# Отрывок
┌──
Этот невероятный страх, мне кажется, воплощен в Путине, который, с моей точки зрения, постоянно пребывает в состоянии бесконечного панического страха перед оранжевыми революциями, перед Майданом, перед НАТО. Бесконечное ощущение ужаса, потому что власть ненадежна, потому что империя все время находится в состоянии кризиса (во всяком случае в их сознании). Это состояние нелегитимности, неконтролируемости и приводит к тому, что постоянно происходит мобилизация, сплочение, ощущение присутствия врагов. И, конечно, все это транслируется на народ. А на самом деле, я думаю, чувство вот этой “виктимности”, страха, необходимости сплотиться, подняться против врага – это, с моей точки зрения, выражение чувства глубокой ненадежности того мира, который они построили и в котором существуют. Этот мир держится на ненадежных основаниях.
Владимир Абаринов: Вы пишете о двух видах сообществ: одно состоит из индивидуальностей, другое - из безликой массы. Мне кажется, что это все-таки упрощение. С одной стороны, я знаю людей с яркой индивидуальностью, которые вступили в ряды крымнашистов – не за какие-то коврижки кремлевские, а по убеждению. С другой – помните, такой Алексей Кабанов убил жену и расчленил труп. И все вдруг стали сокрушаться: как же так, ведь он с нами ходил на Болотную! То есть подразумевалось, что на этой стороне баррикад сплошь высокоморальные люди, а на той – либо продажные твари, либо люди, оболваненные пропагандой. А та сторона ровно то же самое говорит про эту. И страстно ненавидят друг друга. Меня вообще напрягает эта баррикада, этот вопрос: ты за большевиков али за коммунистов? Мне кажется, мы еще не осознаем глубину пропасти, которая нас разделила, и я не хочу углублять эту пропасть. И когда я слышу угрозы в адрес Путина – угрозы судьбой Чаушеску, Каддафи – я спрашиваю: а чем вы отличаетесь от них? Вам не кажется, что мы в зеркало смотримся?
└──
# Задание
Выведите без изменений часть отрывка, которая начинается со слов «Этот невероятный страх, мне» и заканчивается словами «на ненадежных основаниях.» включительно. Для работы с отрывком записи не нужны.

# Предоставленные данные
┌──
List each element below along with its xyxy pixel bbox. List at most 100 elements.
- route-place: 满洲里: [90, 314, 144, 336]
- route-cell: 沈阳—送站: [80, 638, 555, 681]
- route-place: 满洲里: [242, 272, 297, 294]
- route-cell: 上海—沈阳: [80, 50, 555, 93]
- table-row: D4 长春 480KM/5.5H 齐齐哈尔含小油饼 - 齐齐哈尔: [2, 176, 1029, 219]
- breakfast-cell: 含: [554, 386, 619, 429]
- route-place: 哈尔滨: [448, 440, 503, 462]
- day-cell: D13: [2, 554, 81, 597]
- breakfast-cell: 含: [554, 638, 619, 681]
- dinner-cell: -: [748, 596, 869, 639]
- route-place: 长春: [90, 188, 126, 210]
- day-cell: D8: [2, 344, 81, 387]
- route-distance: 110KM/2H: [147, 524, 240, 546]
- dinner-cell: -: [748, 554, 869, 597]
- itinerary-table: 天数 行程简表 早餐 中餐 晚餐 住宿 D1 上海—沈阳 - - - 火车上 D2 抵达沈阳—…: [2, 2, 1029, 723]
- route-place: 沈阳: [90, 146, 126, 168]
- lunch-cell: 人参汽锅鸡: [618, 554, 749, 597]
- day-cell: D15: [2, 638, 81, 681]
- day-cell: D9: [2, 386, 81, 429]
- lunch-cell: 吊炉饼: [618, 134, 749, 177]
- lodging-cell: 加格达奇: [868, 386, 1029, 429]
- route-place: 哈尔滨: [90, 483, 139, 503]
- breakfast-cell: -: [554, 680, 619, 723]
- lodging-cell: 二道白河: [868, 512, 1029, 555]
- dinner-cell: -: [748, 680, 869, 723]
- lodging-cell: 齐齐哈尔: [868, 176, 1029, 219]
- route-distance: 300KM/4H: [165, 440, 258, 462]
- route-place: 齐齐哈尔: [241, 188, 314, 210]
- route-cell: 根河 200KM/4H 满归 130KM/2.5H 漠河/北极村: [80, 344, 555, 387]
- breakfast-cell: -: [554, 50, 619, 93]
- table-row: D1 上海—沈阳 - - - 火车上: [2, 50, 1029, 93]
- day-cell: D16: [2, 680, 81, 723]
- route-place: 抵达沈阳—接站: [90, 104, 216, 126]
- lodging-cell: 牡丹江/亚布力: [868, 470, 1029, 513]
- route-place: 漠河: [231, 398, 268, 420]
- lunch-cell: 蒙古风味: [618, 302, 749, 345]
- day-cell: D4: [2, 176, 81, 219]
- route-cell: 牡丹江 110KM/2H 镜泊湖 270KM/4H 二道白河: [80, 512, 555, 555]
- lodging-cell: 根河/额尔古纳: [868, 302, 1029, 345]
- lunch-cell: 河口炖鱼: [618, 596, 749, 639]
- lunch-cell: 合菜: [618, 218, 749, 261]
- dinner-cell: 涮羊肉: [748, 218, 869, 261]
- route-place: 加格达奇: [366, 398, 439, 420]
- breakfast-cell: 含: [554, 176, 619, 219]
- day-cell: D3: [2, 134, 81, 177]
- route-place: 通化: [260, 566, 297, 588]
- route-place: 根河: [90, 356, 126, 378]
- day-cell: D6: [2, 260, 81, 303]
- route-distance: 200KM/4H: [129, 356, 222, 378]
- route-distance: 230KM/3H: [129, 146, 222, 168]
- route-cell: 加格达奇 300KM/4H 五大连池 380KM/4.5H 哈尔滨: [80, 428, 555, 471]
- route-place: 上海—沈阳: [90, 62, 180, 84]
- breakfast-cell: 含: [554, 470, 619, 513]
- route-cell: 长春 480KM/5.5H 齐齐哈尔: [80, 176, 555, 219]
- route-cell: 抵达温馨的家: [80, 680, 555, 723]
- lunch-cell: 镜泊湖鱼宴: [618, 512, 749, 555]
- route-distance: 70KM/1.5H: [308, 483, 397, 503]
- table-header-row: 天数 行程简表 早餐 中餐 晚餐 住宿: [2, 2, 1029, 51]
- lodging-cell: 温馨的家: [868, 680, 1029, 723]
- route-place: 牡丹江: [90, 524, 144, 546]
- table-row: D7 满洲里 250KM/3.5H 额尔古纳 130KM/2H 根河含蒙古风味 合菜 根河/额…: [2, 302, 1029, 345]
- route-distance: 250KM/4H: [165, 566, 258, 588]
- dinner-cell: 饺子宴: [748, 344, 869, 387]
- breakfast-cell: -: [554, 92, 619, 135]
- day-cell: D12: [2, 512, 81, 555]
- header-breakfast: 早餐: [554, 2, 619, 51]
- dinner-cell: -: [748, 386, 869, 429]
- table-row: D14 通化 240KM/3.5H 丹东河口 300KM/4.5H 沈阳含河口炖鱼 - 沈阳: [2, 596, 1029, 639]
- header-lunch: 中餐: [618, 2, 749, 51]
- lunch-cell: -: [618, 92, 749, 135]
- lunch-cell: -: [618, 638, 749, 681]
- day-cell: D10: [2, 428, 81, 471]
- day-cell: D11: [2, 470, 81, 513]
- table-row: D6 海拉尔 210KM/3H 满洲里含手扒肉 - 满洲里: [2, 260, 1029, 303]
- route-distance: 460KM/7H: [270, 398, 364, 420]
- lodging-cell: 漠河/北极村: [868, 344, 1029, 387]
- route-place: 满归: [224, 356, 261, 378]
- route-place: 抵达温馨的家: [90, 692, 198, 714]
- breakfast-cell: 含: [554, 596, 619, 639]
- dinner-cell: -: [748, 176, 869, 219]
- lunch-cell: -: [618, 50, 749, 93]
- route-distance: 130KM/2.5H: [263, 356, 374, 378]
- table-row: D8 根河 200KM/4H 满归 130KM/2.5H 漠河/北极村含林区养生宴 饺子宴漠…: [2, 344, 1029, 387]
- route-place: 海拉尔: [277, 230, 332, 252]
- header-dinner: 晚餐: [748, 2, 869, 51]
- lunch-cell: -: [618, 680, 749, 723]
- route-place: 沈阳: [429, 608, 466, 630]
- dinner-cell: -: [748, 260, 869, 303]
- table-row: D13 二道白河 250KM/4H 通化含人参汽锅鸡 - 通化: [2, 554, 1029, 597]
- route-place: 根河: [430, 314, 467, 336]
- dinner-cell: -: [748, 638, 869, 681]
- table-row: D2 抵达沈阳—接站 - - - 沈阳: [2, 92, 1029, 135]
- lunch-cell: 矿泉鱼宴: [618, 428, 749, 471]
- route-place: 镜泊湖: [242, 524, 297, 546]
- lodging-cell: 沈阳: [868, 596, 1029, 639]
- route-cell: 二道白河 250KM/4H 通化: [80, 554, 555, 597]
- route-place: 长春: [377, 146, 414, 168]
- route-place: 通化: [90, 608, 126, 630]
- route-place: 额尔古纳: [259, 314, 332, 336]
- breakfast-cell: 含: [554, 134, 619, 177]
└──
# Ответ на задание
Этот невероятный страх, мне кажется, воплощен в Путине, который, с моей точки зрения, постоянно пребывает в состоянии бесконечного панического страха перед оранжевыми революциями, перед Майданом, перед НАТО. Бесконечное ощущение ужаса, потому что власть ненадежна, потому что империя все время находится в состоянии кризиса (во всяком случае в их сознании). Это состояние нелегитимности, неконтролируемости и приводит к тому, что постоянно происходит мобилизация, сплочение, ощущение присутствия врагов. И, конечно, все это транслируется на народ. А на самом деле, я думаю, чувство вот этой “виктимности”, страха, необходимости сплотиться, подняться против врага – это, с моей точки зрения, выражение чувства глубокой ненадежности того мира, который они построили и в котором существуют. Этот мир держится на ненадежных основаниях.